Almost 30 years of uninterrupted growth combined with inflation almost always at or below the RBA’s 2-3 per cent target band.

Dysfunction and resistance

But from inside the RBA, it was obvious that this was an incredibly dysfunctional organisation riding on the coattails of what was mostly pure providence. The RBA’s intense resistance to change, hubris, and insularity has been exacerbated by a governance structure that is largely disembowelled.

The board is mostly dominated by individuals who have little expertise in financial markets and/or economic policymaking. And the chairman and CEO of the board are one person: the governor.

For decades the joke was that the board was a rubber stamp, although this does appear to have shifted to a much more inclusive and consultative process under the highly amiable and affable Lowe.

Another challenge has been the implicit contract that the RBA strikes with the media, whereby it will relentlessly feed favoured journalists with highly sensitive information on its thinking in exchange for compliant coverage. (This does not always work.)

The final problem is that life as an academic and/or economics researcher is exceptionally poor training for life as a hugely pressured decision-maker making uber-complex judgments under circumstances characterised by acute uncertainty and duress.

Many will argue you need an economist to successfully run the RBA, ideally one with heavy postgraduate qualifications. While these attributes undoubtedly help, the truth is you want someone who has a deep, practical understanding of both the economy and financial markets, and, crucially, an individual who has exceptional experience managing large teams and making complicated decisions under stressful circumstances.

If you question for a moment those beliefs, consider the enormously successful current boss of the US Federal Reserve, Jay Powell, who studied law and spent his entire career as a lawyer, investment banker, and private equity specialist.

He never worked as an economist nor studied advanced degrees in economics. And Powell has frankly ran rings around most, though not all, global peers in many respects, especially in his belatedly forceful response to crushing the biggest inflation crisis the Fed has faced in over 40 years.

I think it would be a mistake to replace Lowe with someone from the RBA, a former RBA executive, or an individual from the Commonwealth Treasury.

It has been 30 years since the RBA has had external leadership, and Bernie Fraser, arguably the best governor the RBA has ever had, was still a highly political Treasury appointment.

What we need is a clean slate led by fresh leadership, almost certainly from outside Australia. There are numerous capable candidates that fit this bill.

The RBA’s reputational capital has been very deeply damaged with the community, its peers overseas, and most badly with the global bond markets that are ultimately responsible for pricing the cost of capital that it is seeking to influence.

The Albanese government should work to cauterise this problem as soon as possible, ideally announcing Lowe’s replacement promptly after the delivery of the independent review on March 31.

[Listed entries]:
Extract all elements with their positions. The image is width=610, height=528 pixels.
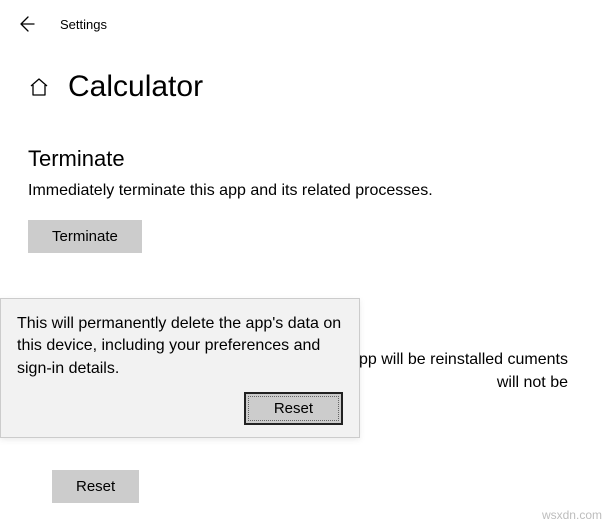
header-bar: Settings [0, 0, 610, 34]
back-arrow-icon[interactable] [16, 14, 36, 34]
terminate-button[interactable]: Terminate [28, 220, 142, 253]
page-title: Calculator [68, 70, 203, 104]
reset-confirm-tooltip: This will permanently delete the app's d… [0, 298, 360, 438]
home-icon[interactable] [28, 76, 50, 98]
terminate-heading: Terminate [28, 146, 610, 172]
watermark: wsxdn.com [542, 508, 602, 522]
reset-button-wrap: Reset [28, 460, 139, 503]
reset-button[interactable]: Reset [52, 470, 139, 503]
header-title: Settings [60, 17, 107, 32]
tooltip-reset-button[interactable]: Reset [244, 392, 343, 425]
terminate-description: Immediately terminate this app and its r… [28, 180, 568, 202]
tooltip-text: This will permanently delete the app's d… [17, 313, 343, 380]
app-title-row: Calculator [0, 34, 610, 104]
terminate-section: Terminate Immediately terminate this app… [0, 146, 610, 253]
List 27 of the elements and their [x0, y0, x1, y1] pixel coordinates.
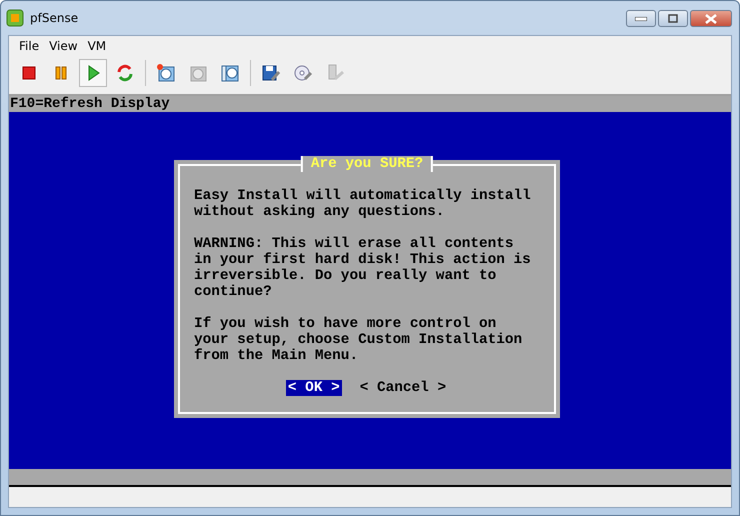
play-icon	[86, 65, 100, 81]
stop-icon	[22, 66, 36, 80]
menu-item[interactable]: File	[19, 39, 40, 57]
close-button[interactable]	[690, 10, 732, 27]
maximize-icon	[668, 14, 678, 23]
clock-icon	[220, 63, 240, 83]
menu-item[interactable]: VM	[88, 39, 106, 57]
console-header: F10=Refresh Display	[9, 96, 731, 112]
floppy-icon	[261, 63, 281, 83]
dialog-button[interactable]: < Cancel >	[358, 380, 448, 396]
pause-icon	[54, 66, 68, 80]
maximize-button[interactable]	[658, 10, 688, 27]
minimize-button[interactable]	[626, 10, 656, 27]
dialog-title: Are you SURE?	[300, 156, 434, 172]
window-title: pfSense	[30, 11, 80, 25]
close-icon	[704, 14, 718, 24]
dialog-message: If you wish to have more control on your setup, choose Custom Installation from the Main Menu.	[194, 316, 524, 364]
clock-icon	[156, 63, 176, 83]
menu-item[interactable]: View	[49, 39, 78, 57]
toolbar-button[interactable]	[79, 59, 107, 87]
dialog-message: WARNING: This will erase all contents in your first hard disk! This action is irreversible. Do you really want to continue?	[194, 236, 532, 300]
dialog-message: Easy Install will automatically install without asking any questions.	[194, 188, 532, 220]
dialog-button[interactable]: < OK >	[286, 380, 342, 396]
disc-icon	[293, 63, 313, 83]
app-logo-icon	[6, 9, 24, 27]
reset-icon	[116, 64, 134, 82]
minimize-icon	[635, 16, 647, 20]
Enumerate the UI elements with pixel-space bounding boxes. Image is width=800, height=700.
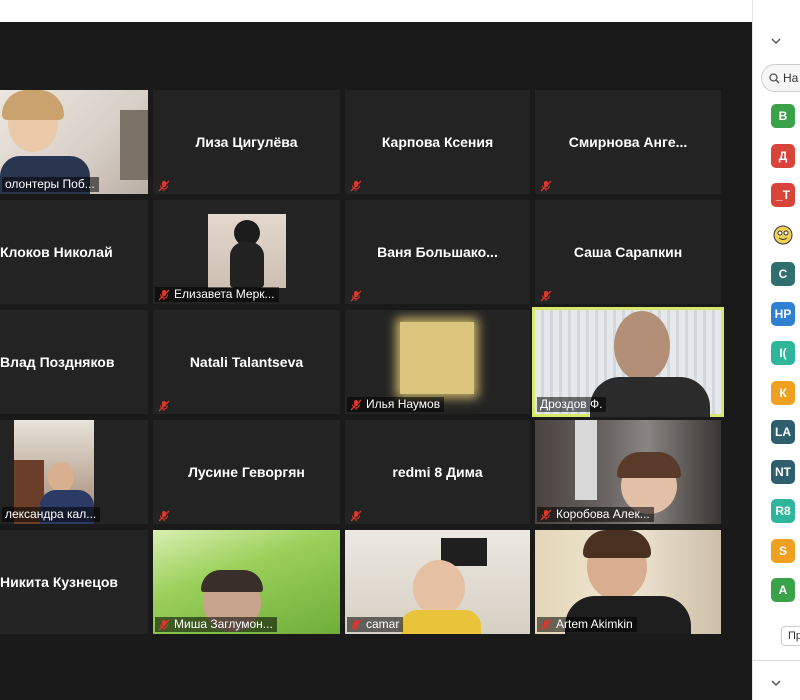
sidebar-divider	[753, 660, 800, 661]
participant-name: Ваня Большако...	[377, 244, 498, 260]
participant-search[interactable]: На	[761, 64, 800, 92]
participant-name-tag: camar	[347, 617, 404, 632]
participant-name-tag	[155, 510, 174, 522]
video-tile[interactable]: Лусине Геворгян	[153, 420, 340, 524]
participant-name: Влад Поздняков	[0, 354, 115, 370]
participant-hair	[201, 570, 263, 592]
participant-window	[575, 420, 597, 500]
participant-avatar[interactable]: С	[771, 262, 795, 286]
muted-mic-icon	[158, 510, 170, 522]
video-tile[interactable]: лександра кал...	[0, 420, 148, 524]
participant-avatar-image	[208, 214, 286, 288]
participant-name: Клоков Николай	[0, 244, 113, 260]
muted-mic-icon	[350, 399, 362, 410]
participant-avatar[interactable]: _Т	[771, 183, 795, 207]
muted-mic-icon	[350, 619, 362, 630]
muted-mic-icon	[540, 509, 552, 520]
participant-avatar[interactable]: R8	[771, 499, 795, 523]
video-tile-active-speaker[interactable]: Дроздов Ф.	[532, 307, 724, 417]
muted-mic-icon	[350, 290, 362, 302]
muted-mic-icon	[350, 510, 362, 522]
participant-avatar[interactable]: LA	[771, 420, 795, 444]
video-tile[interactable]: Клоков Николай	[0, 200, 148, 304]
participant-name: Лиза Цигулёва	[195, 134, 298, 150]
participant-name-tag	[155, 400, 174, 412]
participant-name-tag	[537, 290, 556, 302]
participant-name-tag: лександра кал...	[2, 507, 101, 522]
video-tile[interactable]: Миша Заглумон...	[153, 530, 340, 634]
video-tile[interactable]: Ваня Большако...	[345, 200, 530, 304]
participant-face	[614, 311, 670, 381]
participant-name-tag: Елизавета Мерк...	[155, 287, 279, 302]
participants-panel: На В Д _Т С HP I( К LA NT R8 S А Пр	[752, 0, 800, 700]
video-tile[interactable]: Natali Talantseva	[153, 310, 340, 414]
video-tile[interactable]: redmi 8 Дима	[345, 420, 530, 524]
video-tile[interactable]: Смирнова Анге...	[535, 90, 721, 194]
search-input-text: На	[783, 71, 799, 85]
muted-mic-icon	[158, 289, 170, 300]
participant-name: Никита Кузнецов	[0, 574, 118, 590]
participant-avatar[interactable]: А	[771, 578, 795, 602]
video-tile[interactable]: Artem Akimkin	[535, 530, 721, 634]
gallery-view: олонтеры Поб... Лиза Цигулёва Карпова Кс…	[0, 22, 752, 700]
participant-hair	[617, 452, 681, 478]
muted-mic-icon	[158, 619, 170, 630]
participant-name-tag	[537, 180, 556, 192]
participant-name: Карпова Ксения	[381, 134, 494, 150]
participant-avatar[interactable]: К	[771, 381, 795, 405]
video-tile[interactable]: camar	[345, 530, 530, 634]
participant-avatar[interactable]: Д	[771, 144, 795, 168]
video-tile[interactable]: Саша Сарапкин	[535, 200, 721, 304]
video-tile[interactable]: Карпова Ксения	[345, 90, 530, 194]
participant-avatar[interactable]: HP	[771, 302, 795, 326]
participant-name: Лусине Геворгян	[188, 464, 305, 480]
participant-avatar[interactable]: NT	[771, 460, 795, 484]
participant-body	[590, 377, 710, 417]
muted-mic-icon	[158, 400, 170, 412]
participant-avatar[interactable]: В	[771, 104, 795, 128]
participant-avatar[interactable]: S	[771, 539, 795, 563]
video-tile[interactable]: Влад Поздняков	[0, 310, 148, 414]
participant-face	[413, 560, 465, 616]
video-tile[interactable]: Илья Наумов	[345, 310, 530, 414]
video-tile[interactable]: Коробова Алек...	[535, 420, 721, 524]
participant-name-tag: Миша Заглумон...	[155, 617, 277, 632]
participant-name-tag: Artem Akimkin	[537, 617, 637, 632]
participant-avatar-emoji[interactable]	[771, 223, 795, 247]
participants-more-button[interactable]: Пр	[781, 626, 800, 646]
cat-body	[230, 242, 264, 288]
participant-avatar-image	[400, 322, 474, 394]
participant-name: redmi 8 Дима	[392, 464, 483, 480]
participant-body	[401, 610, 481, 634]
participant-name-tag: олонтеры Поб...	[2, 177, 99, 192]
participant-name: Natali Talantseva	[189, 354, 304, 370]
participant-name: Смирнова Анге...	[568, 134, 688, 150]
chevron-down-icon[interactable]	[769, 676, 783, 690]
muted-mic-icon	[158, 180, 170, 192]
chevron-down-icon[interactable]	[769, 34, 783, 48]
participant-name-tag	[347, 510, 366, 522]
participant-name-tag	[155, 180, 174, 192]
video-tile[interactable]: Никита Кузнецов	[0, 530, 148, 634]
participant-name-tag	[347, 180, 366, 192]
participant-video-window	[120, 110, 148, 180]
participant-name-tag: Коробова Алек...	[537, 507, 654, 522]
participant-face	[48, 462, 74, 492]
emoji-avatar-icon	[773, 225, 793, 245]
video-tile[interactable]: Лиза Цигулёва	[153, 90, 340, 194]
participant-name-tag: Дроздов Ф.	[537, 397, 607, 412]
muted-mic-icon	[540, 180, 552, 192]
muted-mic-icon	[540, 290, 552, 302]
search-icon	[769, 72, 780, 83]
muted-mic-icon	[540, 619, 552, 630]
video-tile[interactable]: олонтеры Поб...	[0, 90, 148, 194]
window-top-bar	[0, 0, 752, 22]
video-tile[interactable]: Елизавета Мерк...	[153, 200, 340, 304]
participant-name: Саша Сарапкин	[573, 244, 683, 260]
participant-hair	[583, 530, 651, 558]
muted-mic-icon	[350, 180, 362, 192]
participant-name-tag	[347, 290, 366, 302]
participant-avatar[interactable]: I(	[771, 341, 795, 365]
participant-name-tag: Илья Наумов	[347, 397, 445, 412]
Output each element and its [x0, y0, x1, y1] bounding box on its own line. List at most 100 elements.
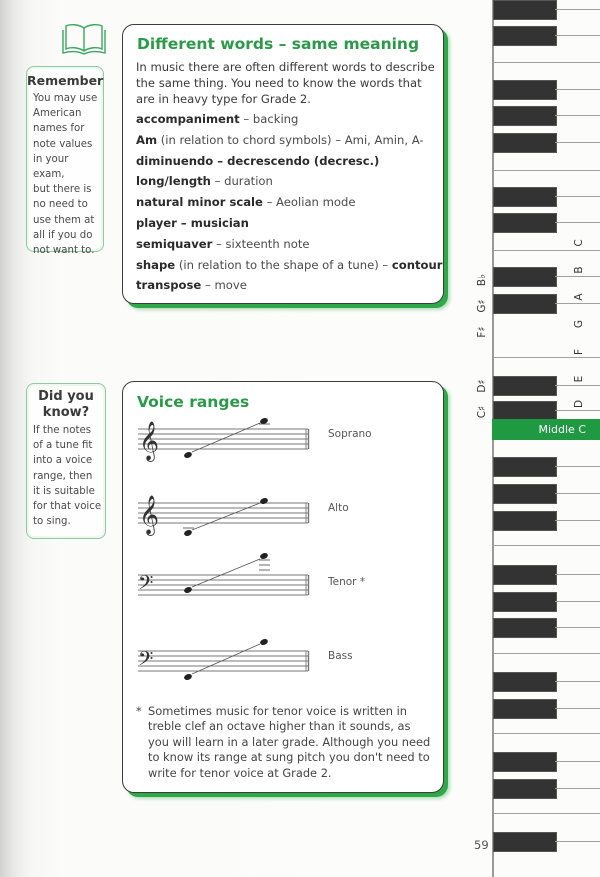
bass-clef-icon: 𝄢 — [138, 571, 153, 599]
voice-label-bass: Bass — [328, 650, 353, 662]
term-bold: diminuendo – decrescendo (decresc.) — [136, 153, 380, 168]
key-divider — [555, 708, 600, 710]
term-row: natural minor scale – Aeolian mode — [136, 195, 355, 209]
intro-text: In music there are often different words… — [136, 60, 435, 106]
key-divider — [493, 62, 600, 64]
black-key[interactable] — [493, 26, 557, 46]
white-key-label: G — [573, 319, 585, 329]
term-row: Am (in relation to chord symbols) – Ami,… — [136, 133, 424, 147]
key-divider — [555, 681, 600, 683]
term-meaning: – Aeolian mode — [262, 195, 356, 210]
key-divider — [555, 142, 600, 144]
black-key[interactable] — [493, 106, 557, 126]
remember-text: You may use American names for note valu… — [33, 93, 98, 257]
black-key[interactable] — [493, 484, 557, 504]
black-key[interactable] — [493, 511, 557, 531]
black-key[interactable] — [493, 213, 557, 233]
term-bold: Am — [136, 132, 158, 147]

[Aim]:
Answer from the text about the RBA:
(a) What is the RBA's target band for inflation?
(b) In what roles did Jay Powell spend his career?
(c) On what date is the independent review due to be delivered?

[Expected answer]:
(a) 2-3 per cent
(b) Lawyer, investment banker, and private equity specialist
(c) March 31